== Do this ==
Look through the data below. Show each line where the string "Earth" occurs.

== Dataset excerpts ==
##########
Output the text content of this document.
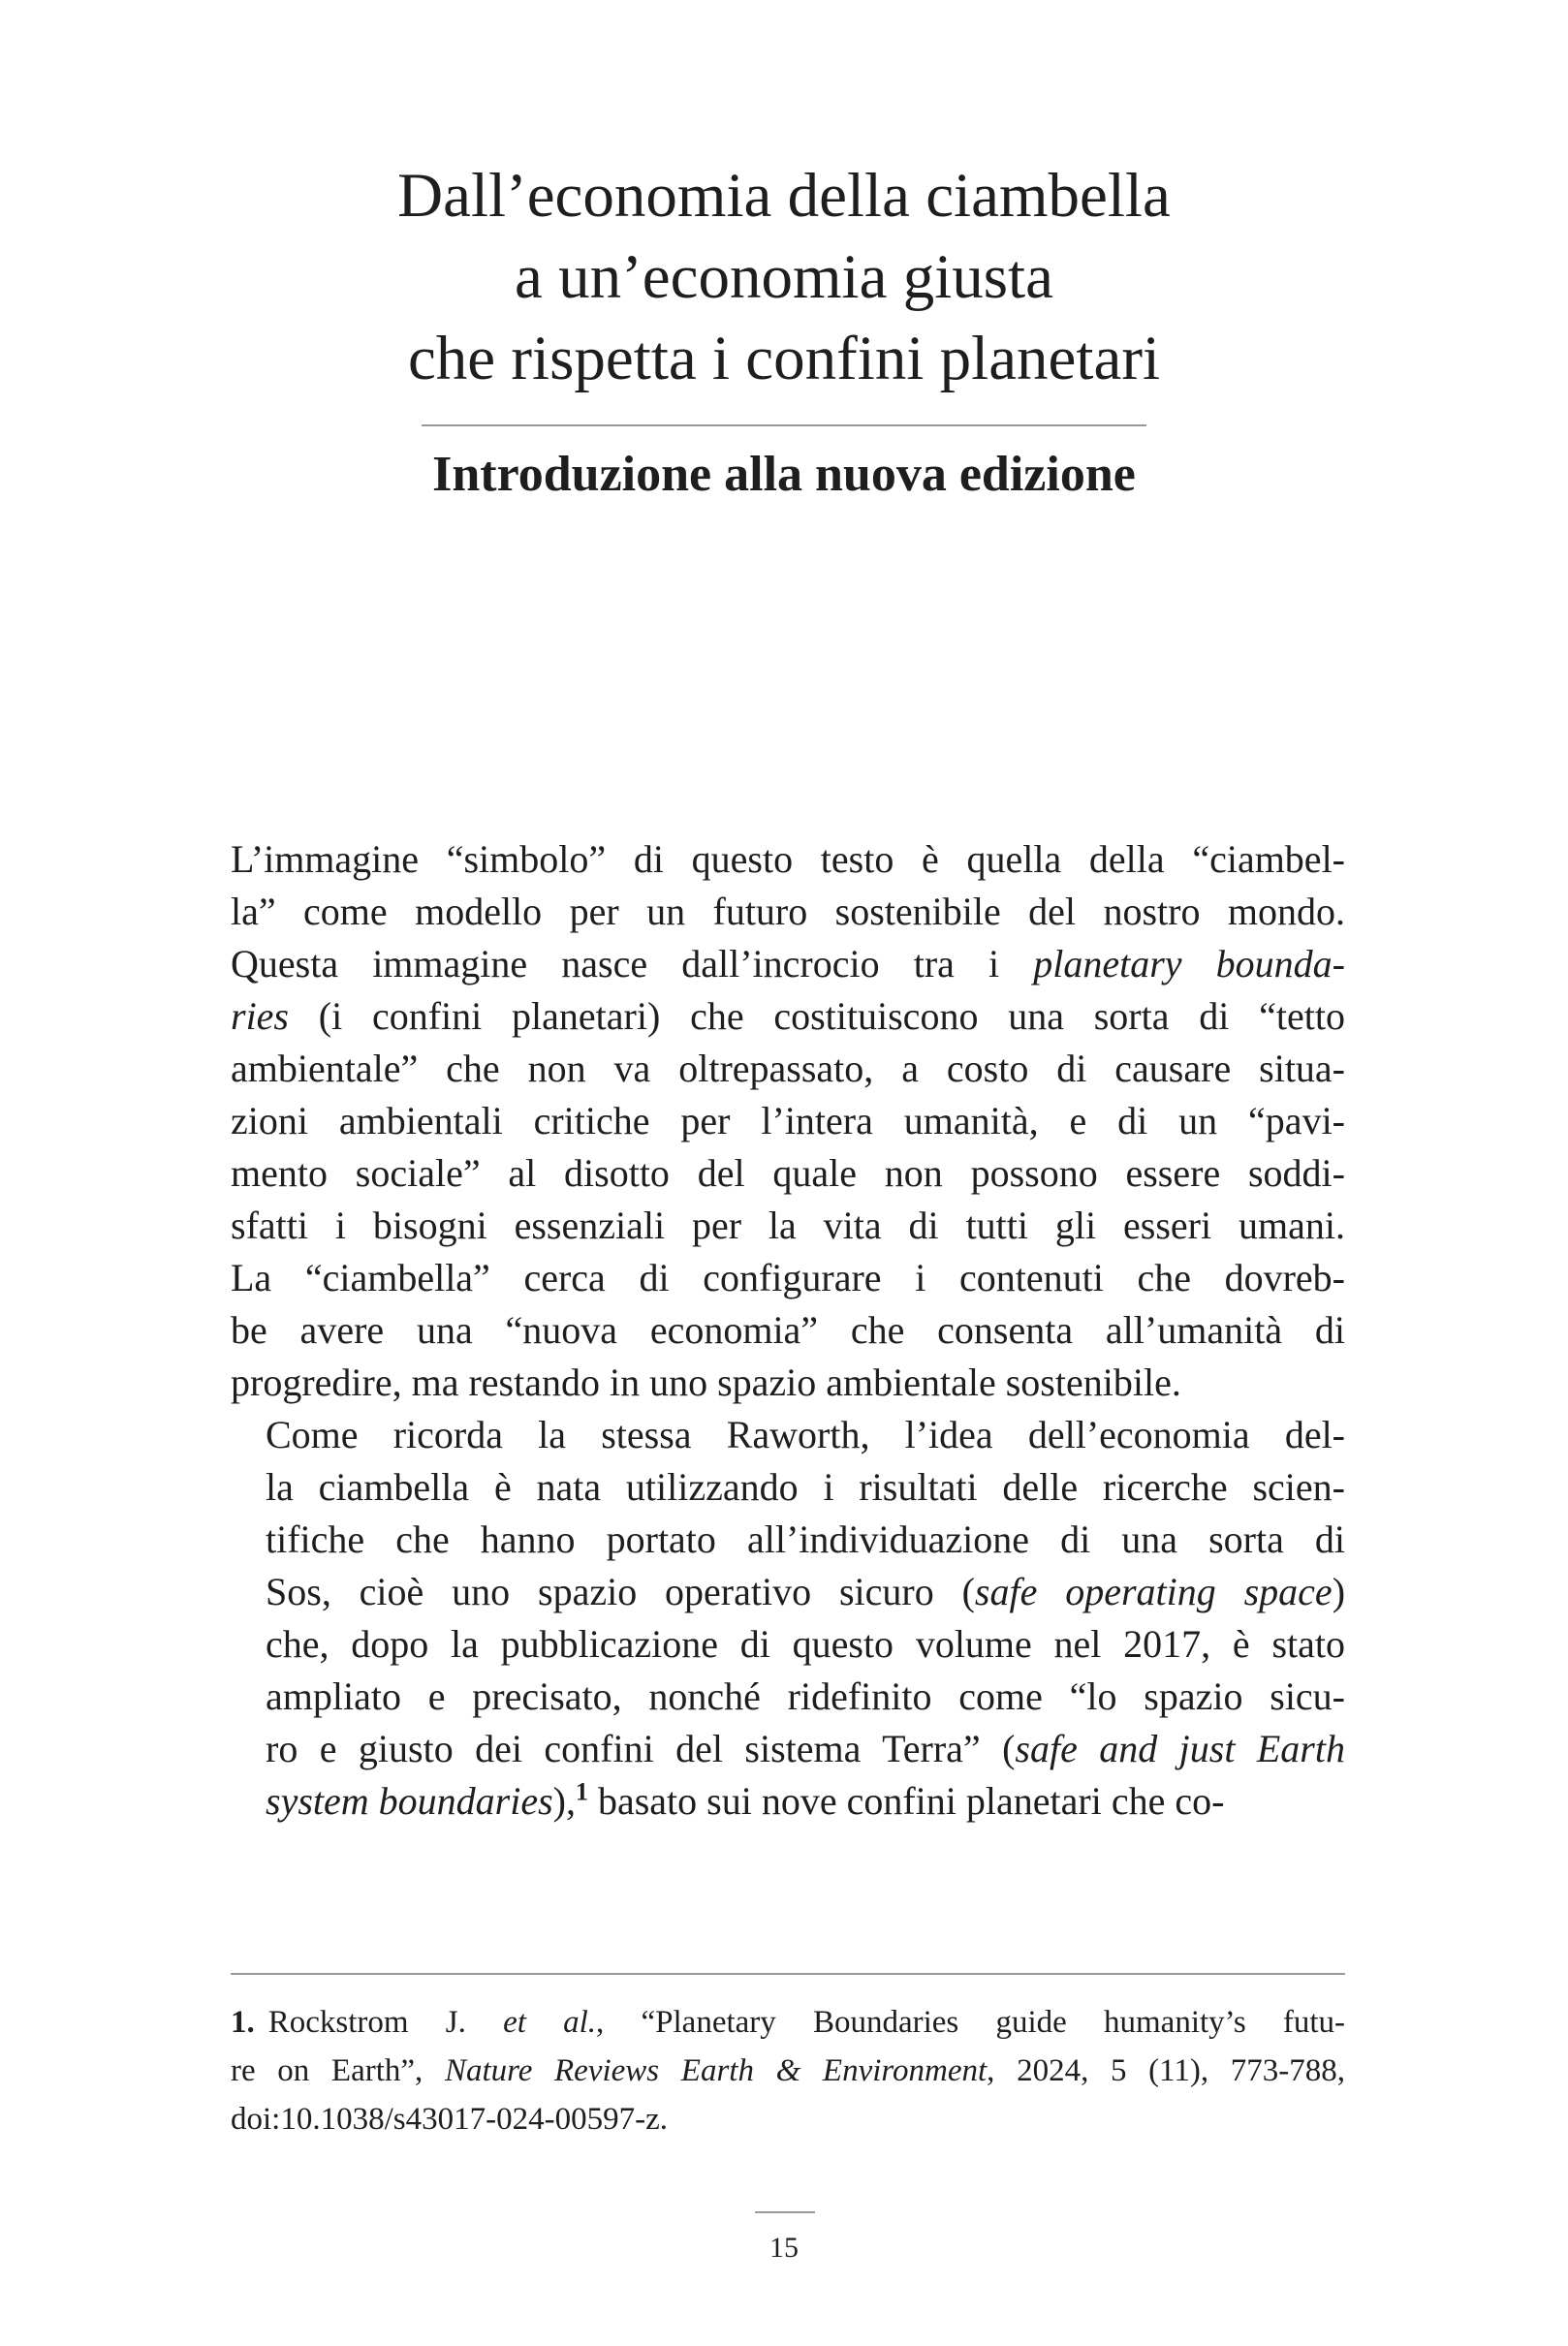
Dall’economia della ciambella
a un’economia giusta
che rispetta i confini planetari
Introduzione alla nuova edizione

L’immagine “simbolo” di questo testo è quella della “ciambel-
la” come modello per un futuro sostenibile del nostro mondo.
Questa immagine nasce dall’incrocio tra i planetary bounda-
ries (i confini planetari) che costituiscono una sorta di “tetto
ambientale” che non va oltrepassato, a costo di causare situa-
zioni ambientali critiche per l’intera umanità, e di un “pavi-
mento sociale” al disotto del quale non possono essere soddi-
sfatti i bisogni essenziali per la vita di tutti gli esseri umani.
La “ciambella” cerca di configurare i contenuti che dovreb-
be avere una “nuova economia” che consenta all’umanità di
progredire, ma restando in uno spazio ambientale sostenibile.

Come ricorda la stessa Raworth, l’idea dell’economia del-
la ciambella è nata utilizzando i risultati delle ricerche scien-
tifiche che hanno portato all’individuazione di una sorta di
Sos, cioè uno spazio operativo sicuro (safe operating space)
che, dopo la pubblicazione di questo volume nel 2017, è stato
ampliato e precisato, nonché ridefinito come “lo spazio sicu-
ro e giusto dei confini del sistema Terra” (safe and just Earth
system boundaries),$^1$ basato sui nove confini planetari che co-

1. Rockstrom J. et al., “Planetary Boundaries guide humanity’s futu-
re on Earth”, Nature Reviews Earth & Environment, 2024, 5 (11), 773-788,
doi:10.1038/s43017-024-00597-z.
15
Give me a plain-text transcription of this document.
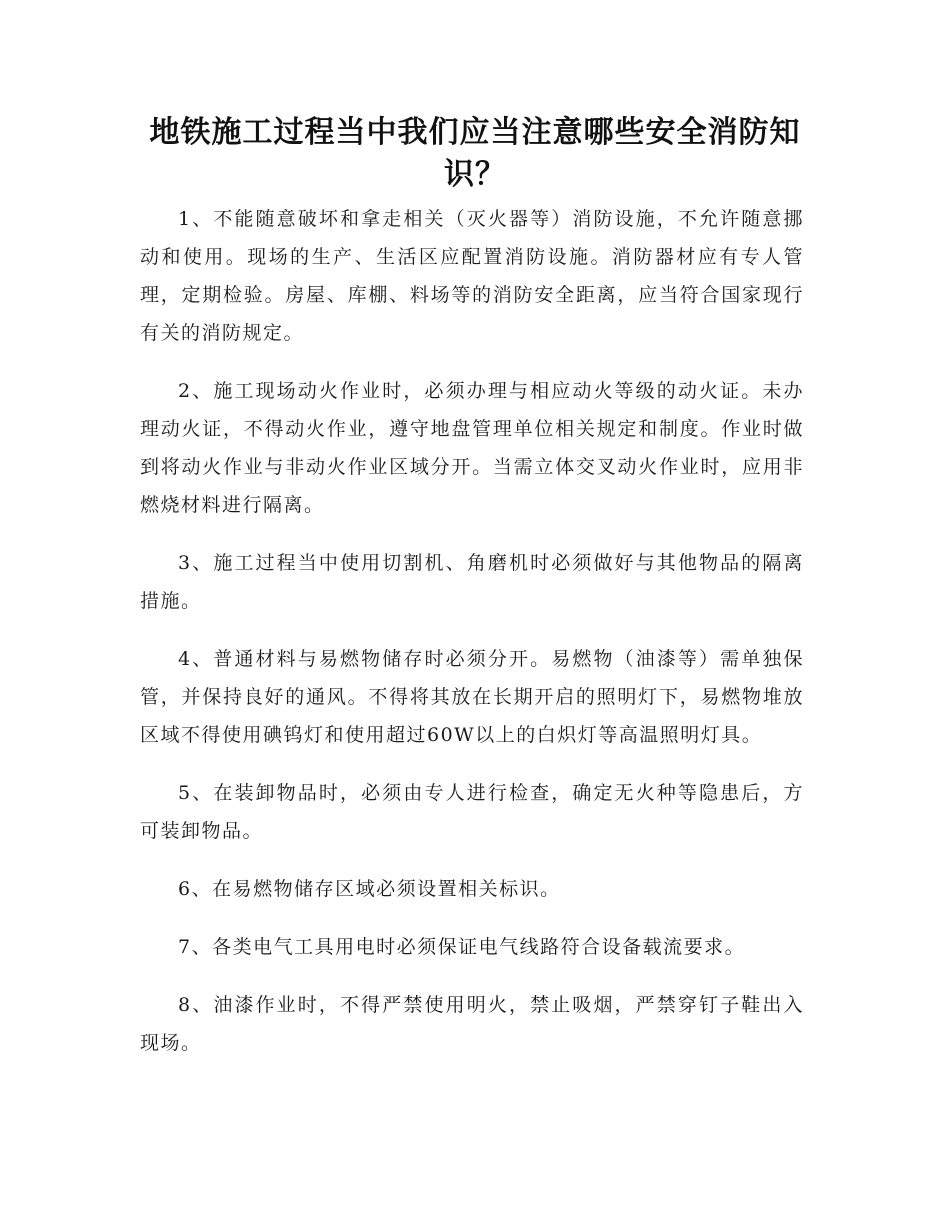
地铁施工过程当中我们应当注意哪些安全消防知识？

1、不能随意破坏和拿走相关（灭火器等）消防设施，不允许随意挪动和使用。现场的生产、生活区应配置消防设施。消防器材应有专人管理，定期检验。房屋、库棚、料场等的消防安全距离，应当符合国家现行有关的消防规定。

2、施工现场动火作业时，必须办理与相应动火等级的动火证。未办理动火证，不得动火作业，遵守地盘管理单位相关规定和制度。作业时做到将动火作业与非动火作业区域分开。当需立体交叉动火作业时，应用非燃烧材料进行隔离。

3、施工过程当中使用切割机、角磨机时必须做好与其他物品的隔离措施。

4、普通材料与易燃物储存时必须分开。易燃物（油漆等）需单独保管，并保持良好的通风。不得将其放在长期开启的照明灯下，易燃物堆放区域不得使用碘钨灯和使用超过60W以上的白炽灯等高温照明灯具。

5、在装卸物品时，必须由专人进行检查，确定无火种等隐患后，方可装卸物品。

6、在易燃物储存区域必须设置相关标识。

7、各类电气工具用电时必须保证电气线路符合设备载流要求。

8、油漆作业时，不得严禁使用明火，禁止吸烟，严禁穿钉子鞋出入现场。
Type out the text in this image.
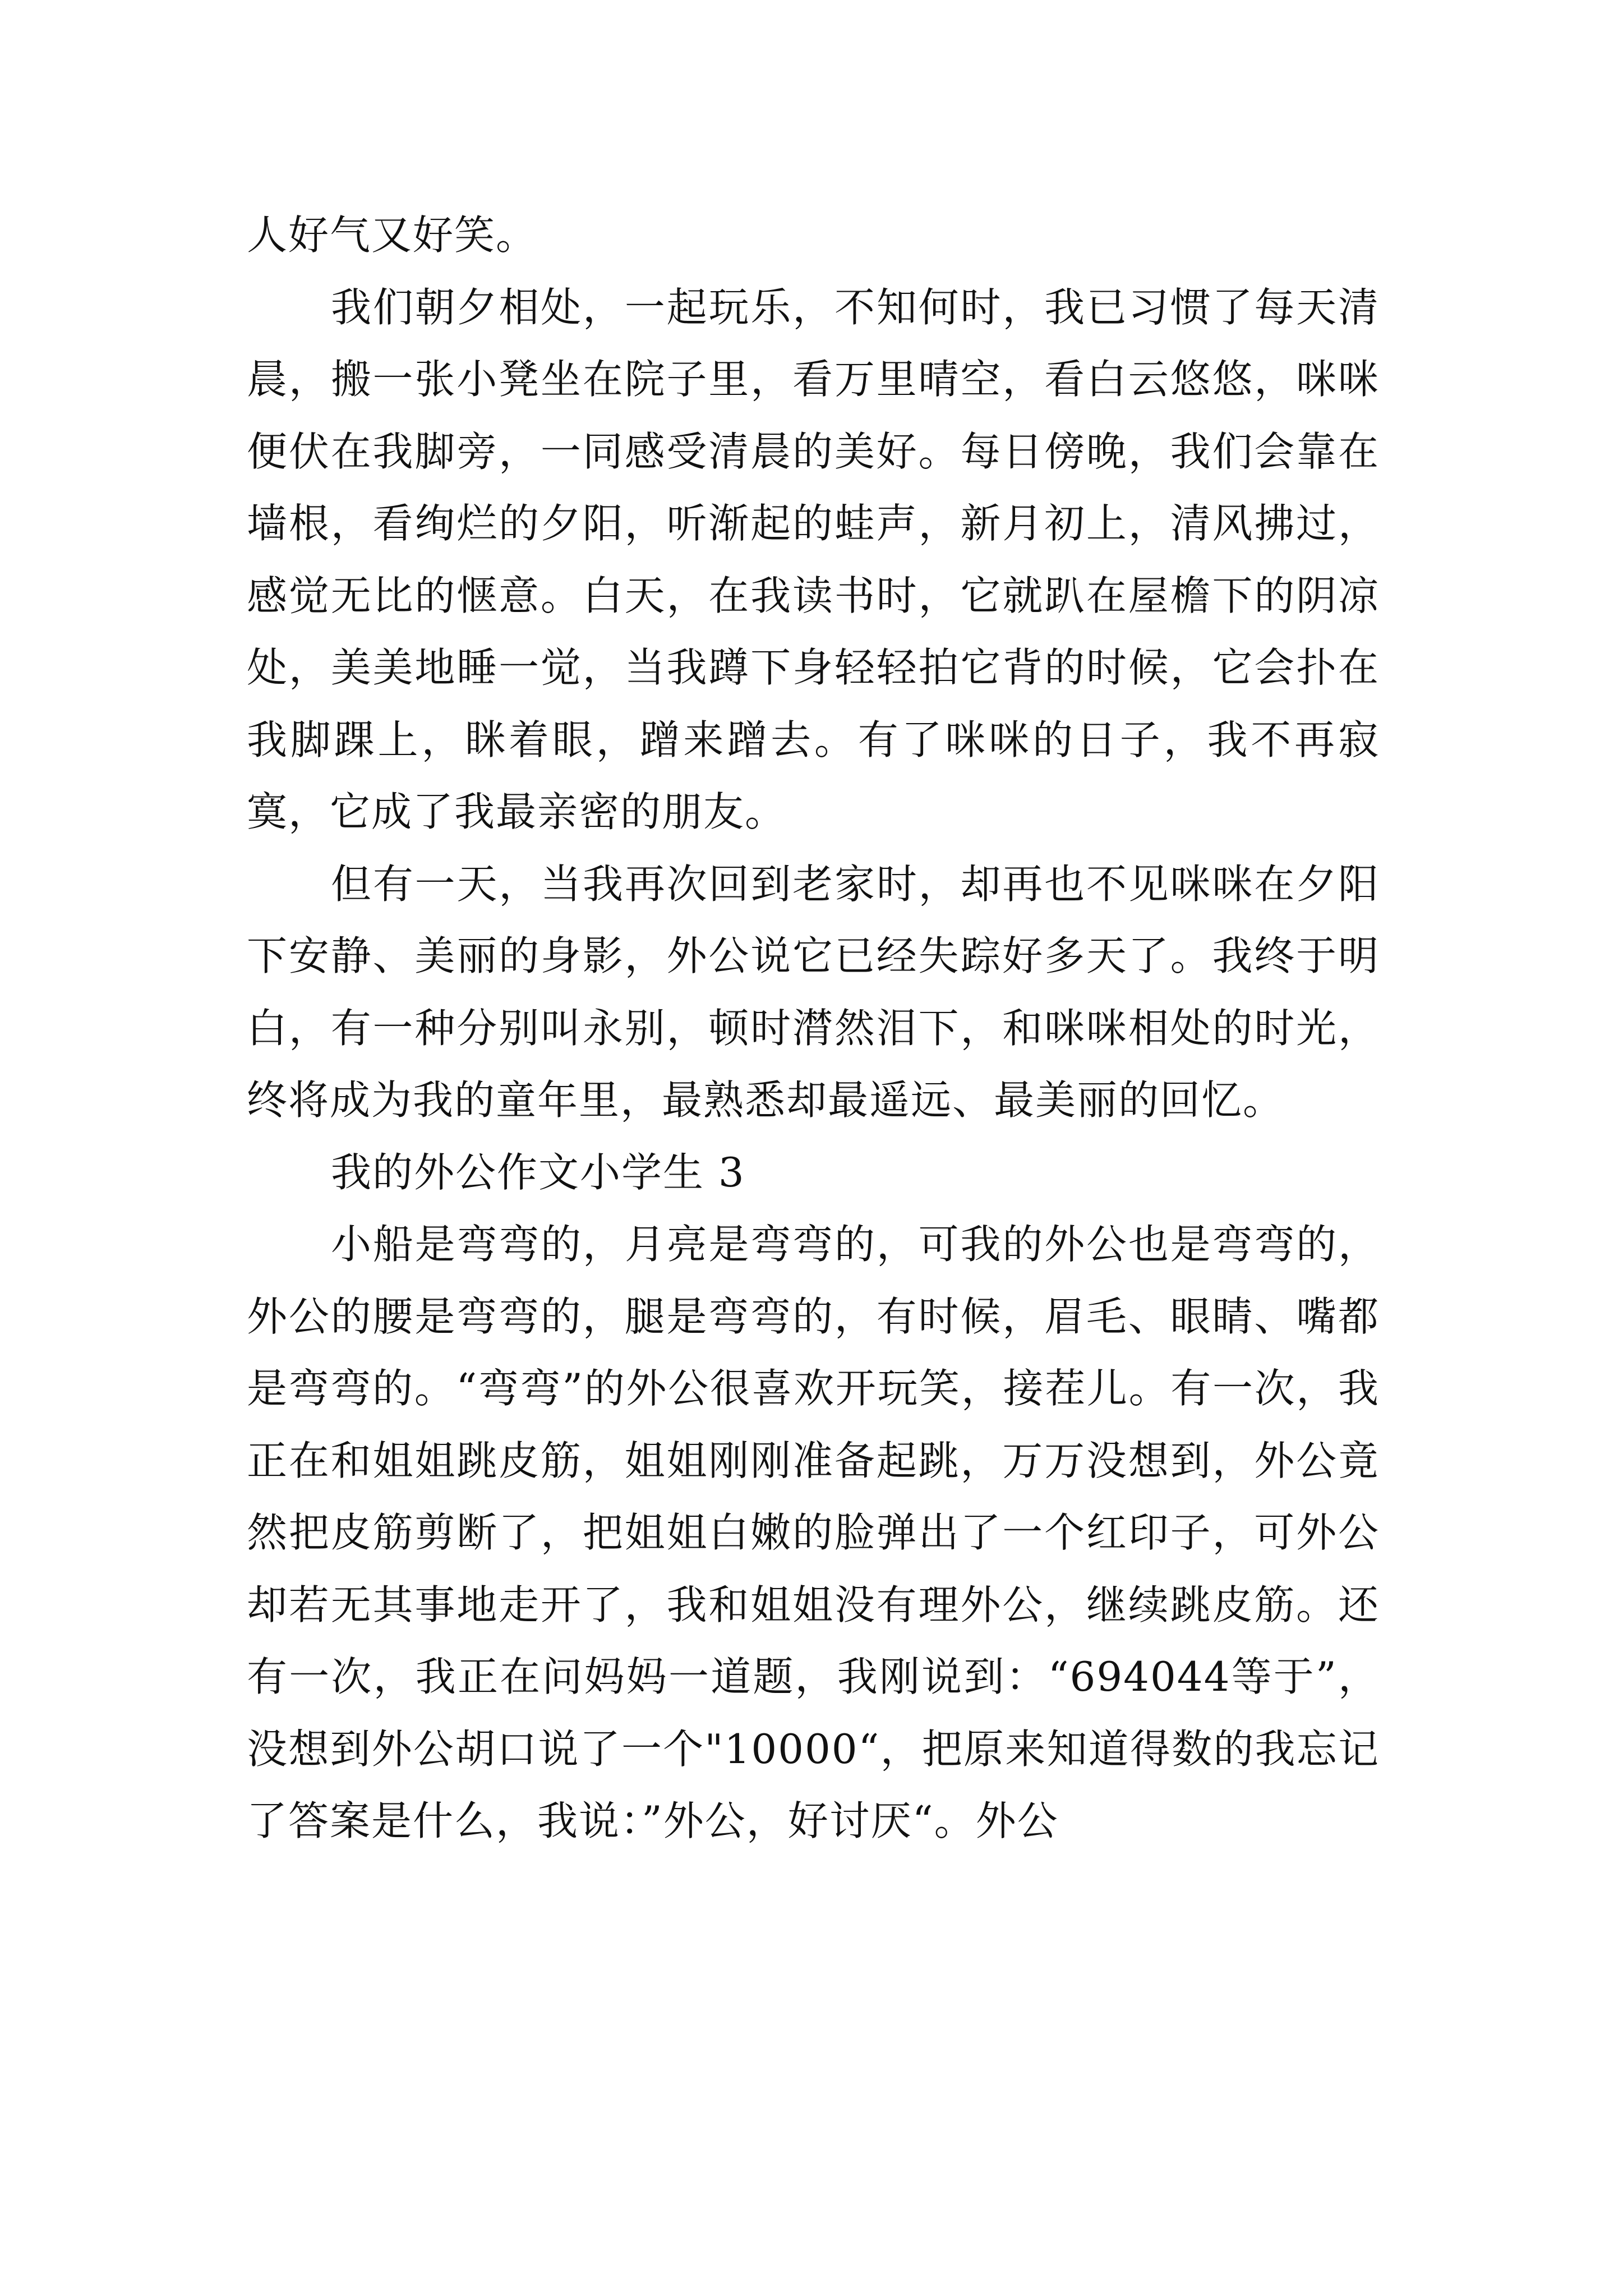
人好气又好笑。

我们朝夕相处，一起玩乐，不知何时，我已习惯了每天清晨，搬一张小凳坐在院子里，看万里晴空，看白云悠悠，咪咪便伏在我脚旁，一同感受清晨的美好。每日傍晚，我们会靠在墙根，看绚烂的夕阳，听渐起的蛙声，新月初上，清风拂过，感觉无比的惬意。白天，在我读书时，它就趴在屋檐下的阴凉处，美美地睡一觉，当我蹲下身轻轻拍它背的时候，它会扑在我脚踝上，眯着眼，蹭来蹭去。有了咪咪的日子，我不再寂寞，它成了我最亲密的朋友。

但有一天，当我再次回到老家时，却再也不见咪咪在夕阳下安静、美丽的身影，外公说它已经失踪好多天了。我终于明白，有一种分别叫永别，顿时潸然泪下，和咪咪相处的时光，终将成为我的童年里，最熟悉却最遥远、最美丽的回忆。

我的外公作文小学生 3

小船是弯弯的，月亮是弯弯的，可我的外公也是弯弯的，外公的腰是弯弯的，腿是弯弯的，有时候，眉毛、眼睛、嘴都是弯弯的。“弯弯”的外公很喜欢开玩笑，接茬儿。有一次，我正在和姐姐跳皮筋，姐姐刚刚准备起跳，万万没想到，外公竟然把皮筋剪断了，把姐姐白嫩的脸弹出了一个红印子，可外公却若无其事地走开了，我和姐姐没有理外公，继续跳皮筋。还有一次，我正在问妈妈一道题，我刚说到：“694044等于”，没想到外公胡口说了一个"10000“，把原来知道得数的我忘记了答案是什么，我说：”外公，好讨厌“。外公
##########
== Worked solution ==
ro e giusto dei confini del sistema Terra” (safe and just Earth
re on Earth”, Nature Reviews Earth & Environment, 2024, 5 (11), 773-788,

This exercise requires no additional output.